* [What this task involves] Print every entry, word for word, and skip the images.

========

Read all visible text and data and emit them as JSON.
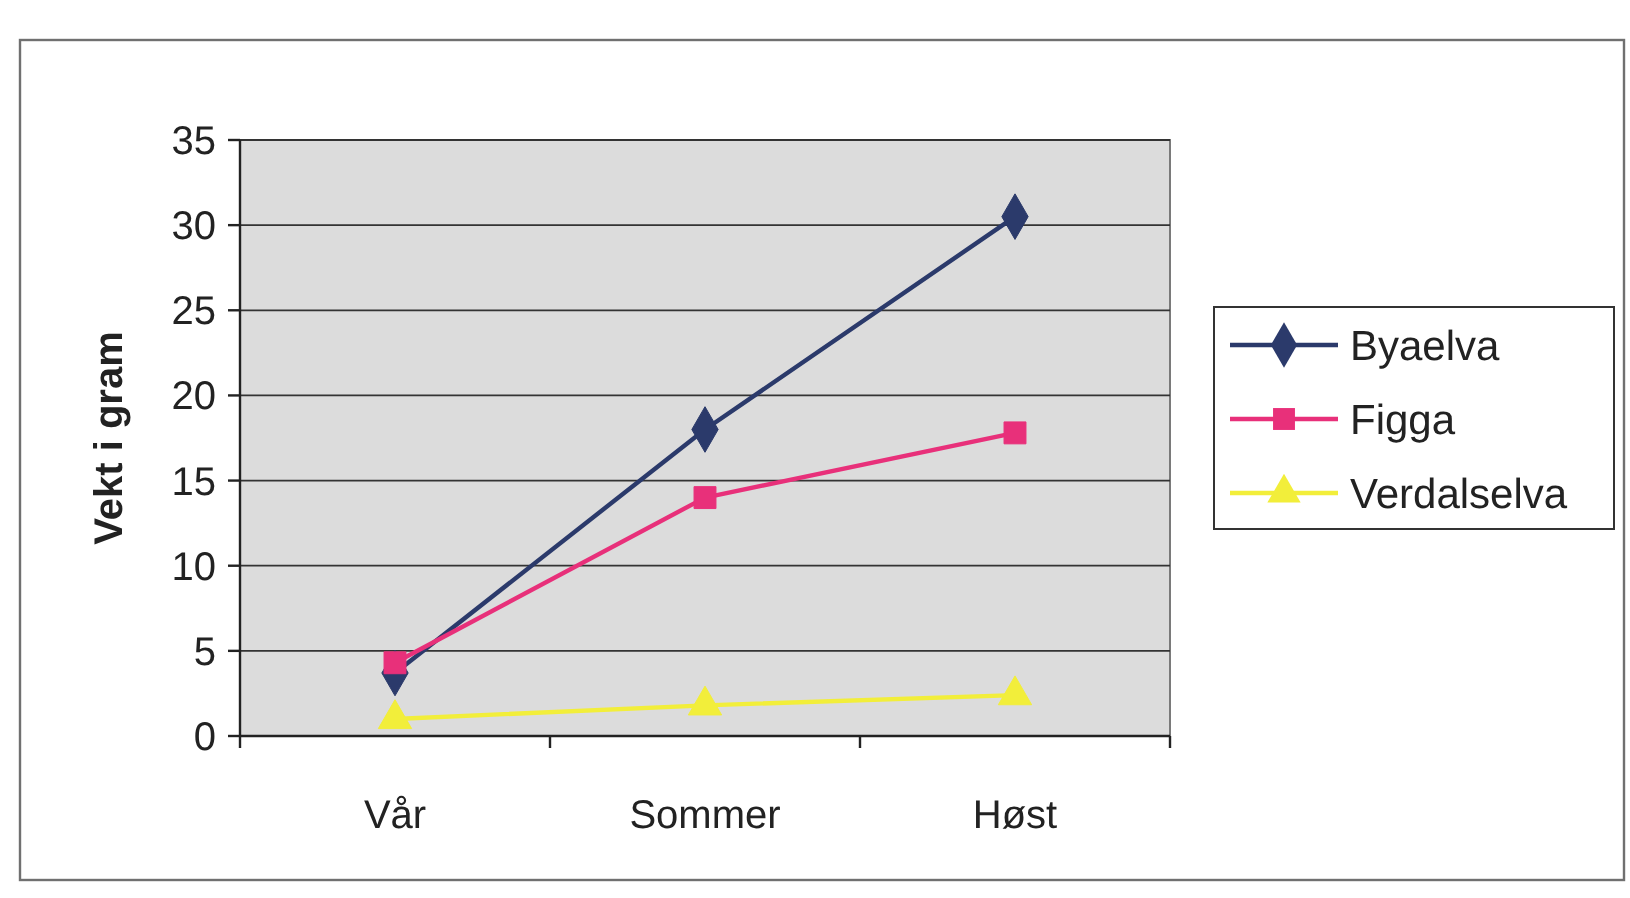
{
  "chart_data": {
    "type": "line",
    "ylabel": "Vekt i gram",
    "categories": [
      "Vår",
      "Sommer",
      "Høst"
    ],
    "series": [
      {
        "name": "Byaelva",
        "color": "#2b3a6b",
        "marker": "diamond",
        "values": [
          3.7,
          18,
          30.5
        ]
      },
      {
        "name": "Figga",
        "color": "#e8307a",
        "marker": "square",
        "values": [
          4.3,
          14,
          17.8
        ]
      },
      {
        "name": "Verdalselva",
        "color": "#f2ee3a",
        "marker": "triangle",
        "values": [
          1,
          1.8,
          2.4
        ]
      }
    ],
    "ylim": [
      0,
      35
    ],
    "yticks": [
      0,
      5,
      10,
      15,
      20,
      25,
      30,
      35
    ],
    "grid": "y",
    "legend": "right",
    "line_style": "solid"
  }
}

========

* [Correct response]
Read all visible text and data and emit them as JSON.
{
  "chart_data": {
    "type": "line",
    "ylabel": "Vekt i gram",
    "categories": [
      "Vår",
      "Sommer",
      "Høst"
    ],
    "series": [
      {
        "name": "Byaelva",
        "color": "#2b3a6b",
        "marker": "diamond",
        "values": [
          3.7,
          18,
          30.5
        ]
      },
      {
        "name": "Figga",
        "color": "#e8307a",
        "marker": "square",
        "values": [
          4.3,
          14,
          17.8
        ]
      },
      {
        "name": "Verdalselva",
        "color": "#f2ee3a",
        "marker": "triangle",
        "values": [
          1,
          1.8,
          2.4
        ]
      }
    ],
    "ylim": [
      0,
      35
    ],
    "yticks": [
      0,
      5,
      10,
      15,
      20,
      25,
      30,
      35
    ],
    "grid": "y",
    "legend": "right",
    "line_style": "solid"
  }
}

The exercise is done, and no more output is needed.